**To be done:** Could you repeat the records below exactly, leaving out any pictures?

** START Material provided **

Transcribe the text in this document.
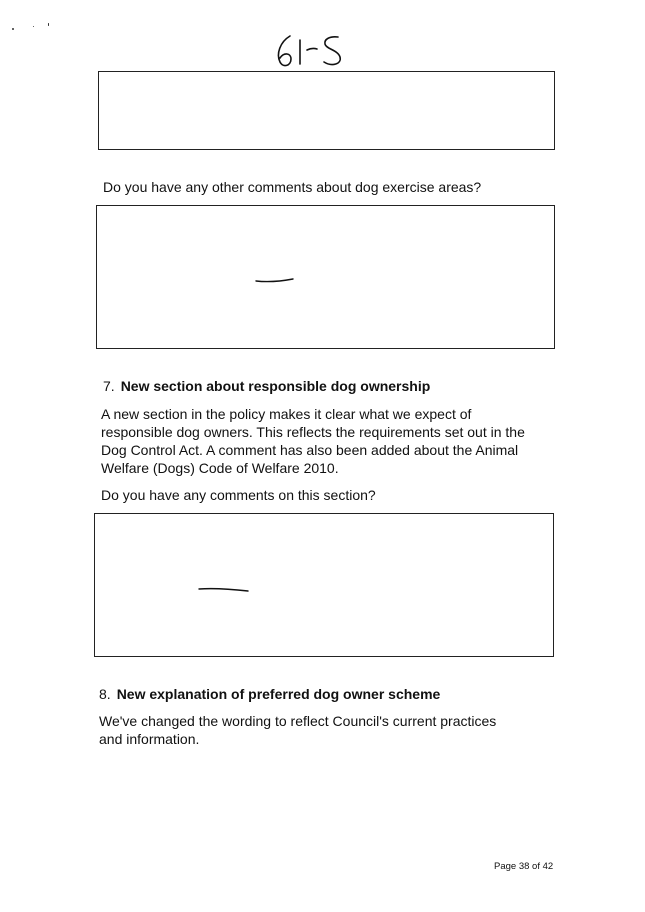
Do you have any other comments about dog exercise areas?
7. New section about responsible dog ownership
A new section in the policy makes it clear what we expect of responsible dog owners. This reflects the requirements set out in the Dog Control Act. A comment has also been added about the Animal Welfare (Dogs) Code of Welfare 2010.
Do you have any comments on this section?
8. New explanation of preferred dog owner scheme
We've changed the wording to reflect Council's current practices and information.
Page 38 of 42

** END Material provided **

**Answer below:**
Transcribe the text in this document.
Do you have any other comments about dog exercise areas?
7. New section about responsible dog ownership
A new section in the policy makes it clear what we expect of responsible dog owners. This reflects the requirements set out in the Dog Control Act. A comment has also been added about the Animal Welfare (Dogs) Code of Welfare 2010.
Do you have any comments on this section?
8. New explanation of preferred dog owner scheme
We've changed the wording to reflect Council's current practices and information.
Page 38 of 42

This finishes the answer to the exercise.